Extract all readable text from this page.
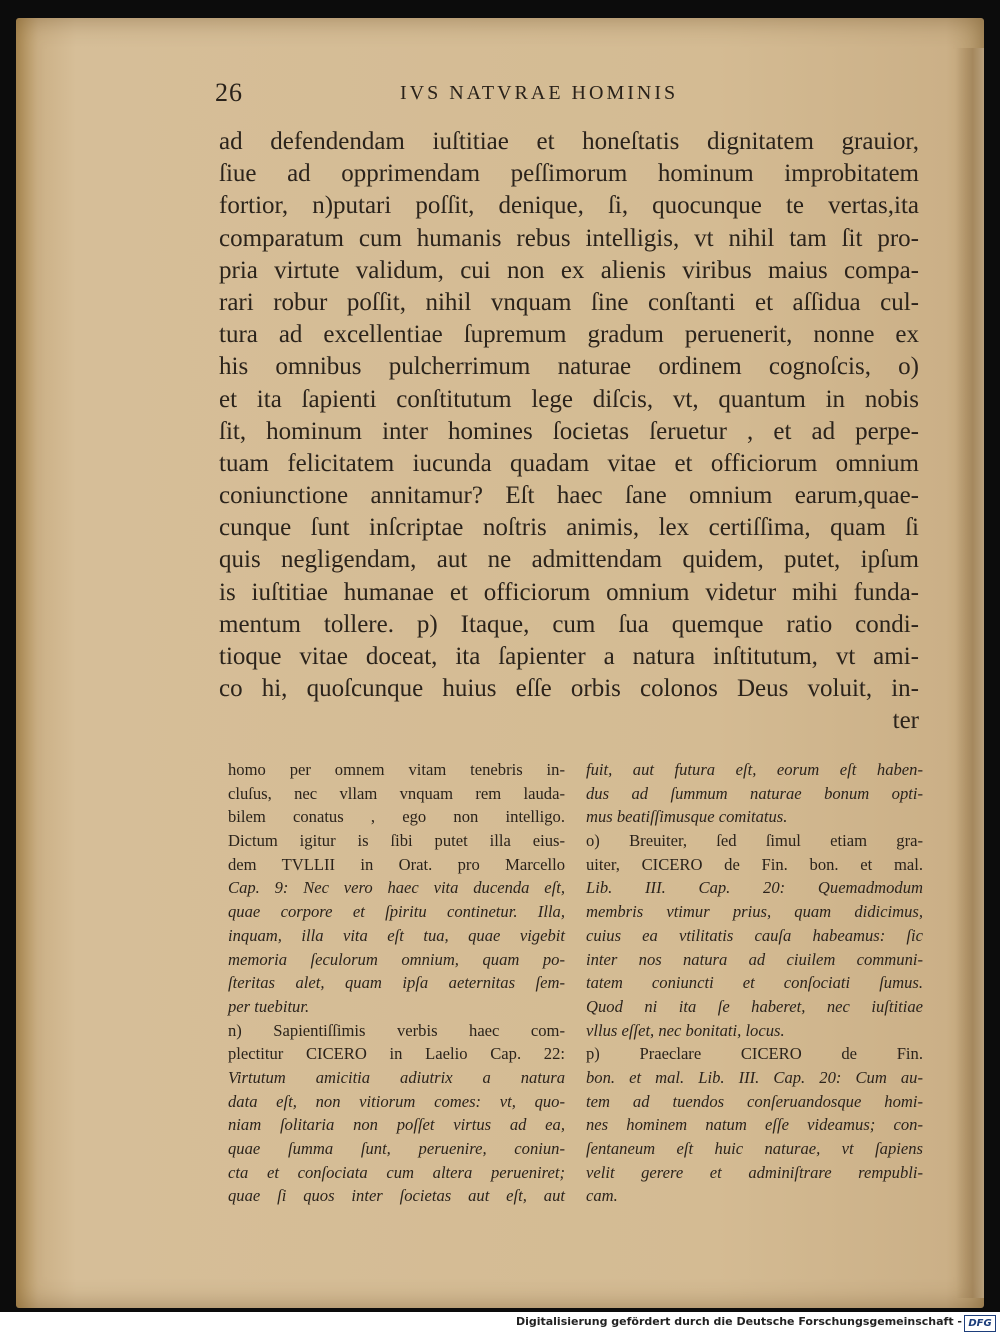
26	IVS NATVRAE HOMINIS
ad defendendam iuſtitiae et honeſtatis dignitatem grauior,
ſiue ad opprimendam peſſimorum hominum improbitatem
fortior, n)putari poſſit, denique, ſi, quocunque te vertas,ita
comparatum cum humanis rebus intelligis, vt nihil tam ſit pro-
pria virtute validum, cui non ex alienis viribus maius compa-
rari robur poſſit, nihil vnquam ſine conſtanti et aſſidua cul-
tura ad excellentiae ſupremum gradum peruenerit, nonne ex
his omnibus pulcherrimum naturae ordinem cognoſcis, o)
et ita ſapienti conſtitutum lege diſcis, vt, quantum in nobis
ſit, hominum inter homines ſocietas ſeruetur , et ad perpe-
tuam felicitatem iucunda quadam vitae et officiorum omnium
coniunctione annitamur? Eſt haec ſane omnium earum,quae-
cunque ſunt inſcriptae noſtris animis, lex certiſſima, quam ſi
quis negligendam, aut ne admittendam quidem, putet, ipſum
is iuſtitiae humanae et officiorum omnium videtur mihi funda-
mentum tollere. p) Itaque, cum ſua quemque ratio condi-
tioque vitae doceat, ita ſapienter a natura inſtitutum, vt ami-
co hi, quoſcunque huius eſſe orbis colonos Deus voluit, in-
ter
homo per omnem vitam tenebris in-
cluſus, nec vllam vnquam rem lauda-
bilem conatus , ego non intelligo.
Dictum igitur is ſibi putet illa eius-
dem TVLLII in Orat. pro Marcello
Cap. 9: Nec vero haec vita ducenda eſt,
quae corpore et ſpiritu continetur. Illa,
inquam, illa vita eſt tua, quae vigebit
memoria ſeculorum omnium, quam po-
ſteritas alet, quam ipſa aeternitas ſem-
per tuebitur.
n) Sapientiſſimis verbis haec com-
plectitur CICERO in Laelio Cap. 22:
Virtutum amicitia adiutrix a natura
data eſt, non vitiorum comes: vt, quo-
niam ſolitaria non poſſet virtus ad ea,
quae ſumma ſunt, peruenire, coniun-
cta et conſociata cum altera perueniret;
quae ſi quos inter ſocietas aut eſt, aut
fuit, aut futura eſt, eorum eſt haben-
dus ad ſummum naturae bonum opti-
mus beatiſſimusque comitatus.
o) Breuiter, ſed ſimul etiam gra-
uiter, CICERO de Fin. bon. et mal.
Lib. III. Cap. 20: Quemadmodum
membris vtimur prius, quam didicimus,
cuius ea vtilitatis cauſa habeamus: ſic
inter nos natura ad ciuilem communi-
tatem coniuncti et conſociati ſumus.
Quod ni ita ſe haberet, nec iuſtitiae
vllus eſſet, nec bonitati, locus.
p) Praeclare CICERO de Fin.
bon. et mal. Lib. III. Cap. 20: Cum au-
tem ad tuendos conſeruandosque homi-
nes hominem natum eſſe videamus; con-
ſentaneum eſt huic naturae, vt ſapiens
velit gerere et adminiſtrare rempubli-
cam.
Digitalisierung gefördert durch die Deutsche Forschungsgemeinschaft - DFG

━━━━━━━━━━

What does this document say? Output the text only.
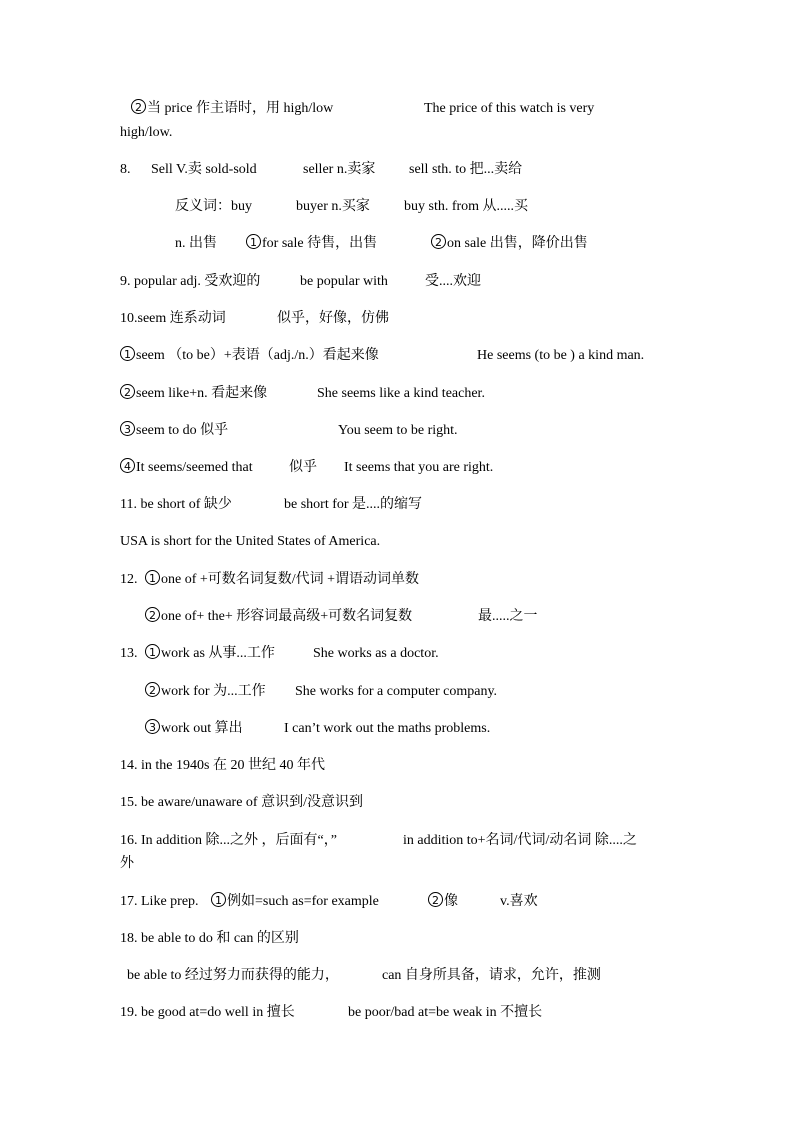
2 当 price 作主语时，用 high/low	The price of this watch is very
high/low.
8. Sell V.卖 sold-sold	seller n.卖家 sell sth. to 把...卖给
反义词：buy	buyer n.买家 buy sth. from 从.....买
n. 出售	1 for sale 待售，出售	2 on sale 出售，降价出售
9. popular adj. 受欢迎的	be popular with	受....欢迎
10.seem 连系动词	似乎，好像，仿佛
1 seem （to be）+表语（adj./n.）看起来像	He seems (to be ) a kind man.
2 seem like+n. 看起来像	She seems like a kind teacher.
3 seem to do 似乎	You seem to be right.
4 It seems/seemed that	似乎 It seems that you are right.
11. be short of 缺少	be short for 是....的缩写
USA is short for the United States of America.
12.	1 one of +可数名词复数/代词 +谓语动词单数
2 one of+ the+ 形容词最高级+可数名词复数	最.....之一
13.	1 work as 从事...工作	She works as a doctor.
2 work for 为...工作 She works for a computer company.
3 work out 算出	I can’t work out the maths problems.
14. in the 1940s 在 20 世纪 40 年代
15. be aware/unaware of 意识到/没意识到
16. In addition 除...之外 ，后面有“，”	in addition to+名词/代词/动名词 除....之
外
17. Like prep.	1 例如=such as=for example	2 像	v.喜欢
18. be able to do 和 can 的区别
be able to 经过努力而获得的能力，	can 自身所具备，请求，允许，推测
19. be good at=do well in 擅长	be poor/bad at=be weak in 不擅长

━━━━━━━━━━

**Task to carry out**:
Collect the lines that hold "CICERO".

**Answer below**:
plectitur CICERO in Laelio Cap. 22:
uiter, CICERO de Fin. bon. et mal.
p) Praeclare CICERO de Fin.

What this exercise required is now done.